Start

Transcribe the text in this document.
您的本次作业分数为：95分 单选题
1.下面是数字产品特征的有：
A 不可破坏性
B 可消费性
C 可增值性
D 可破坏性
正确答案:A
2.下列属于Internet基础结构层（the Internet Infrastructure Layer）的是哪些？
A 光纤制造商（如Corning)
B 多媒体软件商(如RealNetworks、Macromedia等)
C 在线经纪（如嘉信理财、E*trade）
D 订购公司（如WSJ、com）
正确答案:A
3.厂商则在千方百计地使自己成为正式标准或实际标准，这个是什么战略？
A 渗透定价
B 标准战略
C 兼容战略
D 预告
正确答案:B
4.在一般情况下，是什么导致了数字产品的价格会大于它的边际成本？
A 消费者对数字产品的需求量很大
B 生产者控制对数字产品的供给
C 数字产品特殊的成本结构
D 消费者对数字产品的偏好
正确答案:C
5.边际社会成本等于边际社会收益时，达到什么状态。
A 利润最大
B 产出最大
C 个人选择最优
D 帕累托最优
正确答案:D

End

● Your task:
Copy out all of the records shown above exactly.

● Result for this task:
Transcribe the text in this document.
您的本次作业分数为：95分 单选题
1.下面是数字产品特征的有：
A 不可破坏性
B 可消费性
C 可增值性
D 可破坏性
正确答案:A
2.下列属于Internet基础结构层（the Internet Infrastructure Layer）的是哪些？
A 光纤制造商（如Corning)
B 多媒体软件商(如RealNetworks、Macromedia等)
C 在线经纪（如嘉信理财、E*trade）
D 订购公司（如WSJ、com）
正确答案:A
3.厂商则在千方百计地使自己成为正式标准或实际标准，这个是什么战略？
A 渗透定价
B 标准战略
C 兼容战略
D 预告
正确答案:B
4.在一般情况下，是什么导致了数字产品的价格会大于它的边际成本？
A 消费者对数字产品的需求量很大
B 生产者控制对数字产品的供给
C 数字产品特殊的成本结构
D 消费者对数字产品的偏好
正确答案:C
5.边际社会成本等于边际社会收益时，达到什么状态。
A 利润最大
B 产出最大
C 个人选择最优
D 帕累托最优
正确答案:D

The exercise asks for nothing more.